**PAGE TEXT**

-*-

The ASTM C1363 standard illustrates that the thermal stability of the metering chamber can be obtained through two different methods [23]. The first is supplying constant power to the chamber, and the second is controlling the temperature within the chamber. The first method is adopted in this study. The disadvantage of this approach is the long operation time to reach thermal stability, because of the thermal mass of materials constructing the metering chamber. A ceramic heat bulb is used as a heat source in the metering chamber (Figure 3a). The heat supply by the bulb is adjusted by a regulated DC power supply (Figure 3b).

3.4. Cooling System

The air to water cooling system has been adopted as a cooling system. The system is required to remove the heat transferred from the metering chamber or surrounding space to reach stable conditions. A refrigerating circulation bath (chiller) attached with a precise temperature controller was used as a main cooling system component (Model: AP7L-20R). Inside the climate chamber, two small evaporators connected in series are mounted at the back of the chamber. For efficient heat exchange between the air in the climate chamber and the coolant inside the evaporators, four small fans are attached to the evaporators; two pairs are attached to each evaporator.

3.5. Radiation Baffles

There are multiple reasons for having baffles parallel to the surfaces of the sample. Baffles prevent any radiative heat exchange from any heat source device such as fans and heaters inside the chambers. Thus, all heat-generating devices need to be installed behind the baffle. Baffles also help to obtain a uniform airflow of a constant velocity by adjusting the distance between the specimen and the baffle. The space between the specimen side and the baffle is recommended by the ASTM C1363 standard to be between 140 and 200 mm. The surface of the baffles facing the specimen should have an emittance greater than 0.80 to prevent any radiative heat exchange with the specimen. Moreover, materials that are used to construct the baffles should have a high thermal resistance (1.0 m²·K/W is recommended by standards). Because of all the aforementioned reasons and recommendations, the baffles of this apparatus are made of 50 mm (2 in) of extruded polystyrene insulation panels. The distance between the specimen and the baffles is adjustable depending on the specimen geometry and air velocity requirement. Figure 4a, below, shows the baffle element.

-*-

[Extracted data]
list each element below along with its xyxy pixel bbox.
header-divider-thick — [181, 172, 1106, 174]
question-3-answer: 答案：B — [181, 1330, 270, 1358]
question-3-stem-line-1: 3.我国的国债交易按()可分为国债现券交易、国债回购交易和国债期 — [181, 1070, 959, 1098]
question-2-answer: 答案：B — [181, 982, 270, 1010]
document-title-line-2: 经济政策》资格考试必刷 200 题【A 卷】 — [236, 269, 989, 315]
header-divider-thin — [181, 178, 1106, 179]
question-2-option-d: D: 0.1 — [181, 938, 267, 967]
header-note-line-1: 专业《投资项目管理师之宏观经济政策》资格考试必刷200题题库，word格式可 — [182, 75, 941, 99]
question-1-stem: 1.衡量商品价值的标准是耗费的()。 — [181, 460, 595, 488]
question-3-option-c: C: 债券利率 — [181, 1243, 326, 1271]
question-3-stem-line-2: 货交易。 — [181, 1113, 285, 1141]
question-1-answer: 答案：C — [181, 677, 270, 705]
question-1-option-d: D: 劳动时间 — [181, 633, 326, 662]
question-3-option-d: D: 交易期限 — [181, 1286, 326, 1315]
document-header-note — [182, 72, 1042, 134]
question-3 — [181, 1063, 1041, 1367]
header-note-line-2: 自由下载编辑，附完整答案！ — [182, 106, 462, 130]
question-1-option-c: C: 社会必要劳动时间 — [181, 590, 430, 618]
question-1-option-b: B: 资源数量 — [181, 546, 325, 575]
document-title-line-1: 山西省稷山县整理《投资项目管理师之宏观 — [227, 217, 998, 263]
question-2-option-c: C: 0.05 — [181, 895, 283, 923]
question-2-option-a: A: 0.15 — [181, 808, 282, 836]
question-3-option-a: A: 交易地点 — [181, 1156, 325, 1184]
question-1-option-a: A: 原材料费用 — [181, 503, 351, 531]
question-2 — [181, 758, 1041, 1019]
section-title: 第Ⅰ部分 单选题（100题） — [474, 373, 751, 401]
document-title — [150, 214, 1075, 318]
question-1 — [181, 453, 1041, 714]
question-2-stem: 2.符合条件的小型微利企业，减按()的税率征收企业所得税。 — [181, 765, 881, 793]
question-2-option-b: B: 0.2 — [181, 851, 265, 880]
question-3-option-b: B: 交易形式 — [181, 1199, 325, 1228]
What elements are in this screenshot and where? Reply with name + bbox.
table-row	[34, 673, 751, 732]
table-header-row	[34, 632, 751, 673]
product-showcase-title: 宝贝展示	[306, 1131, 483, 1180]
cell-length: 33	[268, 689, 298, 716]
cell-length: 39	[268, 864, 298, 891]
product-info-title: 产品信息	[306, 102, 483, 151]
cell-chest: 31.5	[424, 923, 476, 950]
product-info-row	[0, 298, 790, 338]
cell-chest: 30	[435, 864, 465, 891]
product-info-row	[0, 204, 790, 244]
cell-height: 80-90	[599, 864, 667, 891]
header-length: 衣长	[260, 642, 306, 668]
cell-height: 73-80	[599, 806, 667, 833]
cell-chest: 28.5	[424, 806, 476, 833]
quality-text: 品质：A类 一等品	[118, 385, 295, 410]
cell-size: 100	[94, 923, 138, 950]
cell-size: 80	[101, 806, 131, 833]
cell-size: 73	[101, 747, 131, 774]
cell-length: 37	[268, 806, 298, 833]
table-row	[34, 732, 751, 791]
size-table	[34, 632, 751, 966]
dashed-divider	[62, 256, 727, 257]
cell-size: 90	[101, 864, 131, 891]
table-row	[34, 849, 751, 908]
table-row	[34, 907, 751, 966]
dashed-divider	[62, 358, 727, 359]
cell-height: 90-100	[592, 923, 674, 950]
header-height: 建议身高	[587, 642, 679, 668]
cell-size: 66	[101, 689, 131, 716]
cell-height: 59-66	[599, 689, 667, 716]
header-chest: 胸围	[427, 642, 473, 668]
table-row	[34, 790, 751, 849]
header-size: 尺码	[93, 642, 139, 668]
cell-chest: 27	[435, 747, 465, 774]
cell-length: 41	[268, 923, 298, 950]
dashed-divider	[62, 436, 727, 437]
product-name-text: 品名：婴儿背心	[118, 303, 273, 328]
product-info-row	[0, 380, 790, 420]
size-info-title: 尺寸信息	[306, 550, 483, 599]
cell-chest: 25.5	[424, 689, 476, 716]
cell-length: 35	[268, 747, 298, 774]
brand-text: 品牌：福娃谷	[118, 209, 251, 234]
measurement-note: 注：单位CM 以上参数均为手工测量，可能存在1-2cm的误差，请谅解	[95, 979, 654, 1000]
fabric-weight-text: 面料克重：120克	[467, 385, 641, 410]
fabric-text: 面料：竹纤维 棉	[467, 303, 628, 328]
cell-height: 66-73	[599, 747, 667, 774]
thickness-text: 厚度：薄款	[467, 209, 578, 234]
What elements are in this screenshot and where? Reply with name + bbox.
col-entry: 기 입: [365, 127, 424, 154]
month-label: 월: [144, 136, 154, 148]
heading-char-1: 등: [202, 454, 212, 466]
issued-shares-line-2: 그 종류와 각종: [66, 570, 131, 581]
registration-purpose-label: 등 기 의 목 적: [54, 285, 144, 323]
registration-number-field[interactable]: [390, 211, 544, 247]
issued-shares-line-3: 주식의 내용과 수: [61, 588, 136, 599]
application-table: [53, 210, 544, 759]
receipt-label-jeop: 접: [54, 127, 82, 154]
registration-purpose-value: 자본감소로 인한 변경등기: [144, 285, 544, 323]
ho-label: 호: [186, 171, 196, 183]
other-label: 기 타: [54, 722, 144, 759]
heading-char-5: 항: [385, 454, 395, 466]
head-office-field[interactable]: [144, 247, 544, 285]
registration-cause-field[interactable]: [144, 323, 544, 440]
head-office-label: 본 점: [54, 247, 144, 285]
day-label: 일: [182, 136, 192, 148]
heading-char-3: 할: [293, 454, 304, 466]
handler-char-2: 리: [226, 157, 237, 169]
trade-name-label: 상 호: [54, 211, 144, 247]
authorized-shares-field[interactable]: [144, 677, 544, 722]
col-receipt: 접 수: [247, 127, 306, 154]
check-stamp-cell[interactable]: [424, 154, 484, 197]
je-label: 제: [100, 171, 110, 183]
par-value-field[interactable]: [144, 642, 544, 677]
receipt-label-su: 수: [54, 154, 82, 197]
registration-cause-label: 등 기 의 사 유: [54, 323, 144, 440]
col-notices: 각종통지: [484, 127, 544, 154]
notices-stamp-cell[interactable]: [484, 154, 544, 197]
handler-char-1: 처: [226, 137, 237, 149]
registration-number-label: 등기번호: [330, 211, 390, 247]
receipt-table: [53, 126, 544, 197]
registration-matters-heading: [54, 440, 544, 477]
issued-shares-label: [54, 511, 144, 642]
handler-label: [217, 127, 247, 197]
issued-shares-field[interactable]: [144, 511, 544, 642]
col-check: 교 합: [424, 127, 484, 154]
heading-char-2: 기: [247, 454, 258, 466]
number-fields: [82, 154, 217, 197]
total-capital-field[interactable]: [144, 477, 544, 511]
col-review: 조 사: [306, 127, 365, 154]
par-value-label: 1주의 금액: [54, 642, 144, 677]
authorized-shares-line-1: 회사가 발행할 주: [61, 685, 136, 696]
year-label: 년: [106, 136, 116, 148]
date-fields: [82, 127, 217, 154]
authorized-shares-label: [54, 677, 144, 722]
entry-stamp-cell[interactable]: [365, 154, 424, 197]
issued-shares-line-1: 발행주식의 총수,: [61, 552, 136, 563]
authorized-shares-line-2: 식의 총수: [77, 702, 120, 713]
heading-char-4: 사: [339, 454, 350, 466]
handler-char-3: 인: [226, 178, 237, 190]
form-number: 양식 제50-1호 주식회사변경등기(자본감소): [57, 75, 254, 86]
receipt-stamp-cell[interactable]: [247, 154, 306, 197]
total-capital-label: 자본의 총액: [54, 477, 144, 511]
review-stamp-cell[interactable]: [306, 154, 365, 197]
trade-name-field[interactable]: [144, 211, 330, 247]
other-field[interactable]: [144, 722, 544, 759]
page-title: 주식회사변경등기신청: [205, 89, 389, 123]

-*-

**REQUEST**
According to the page text, what distance does the ASTM C1363 standard recommend between the specimen side and the baffle? The data play no part in this exercise.

**WORKED ANSWER**
Between 140 and 200 mm.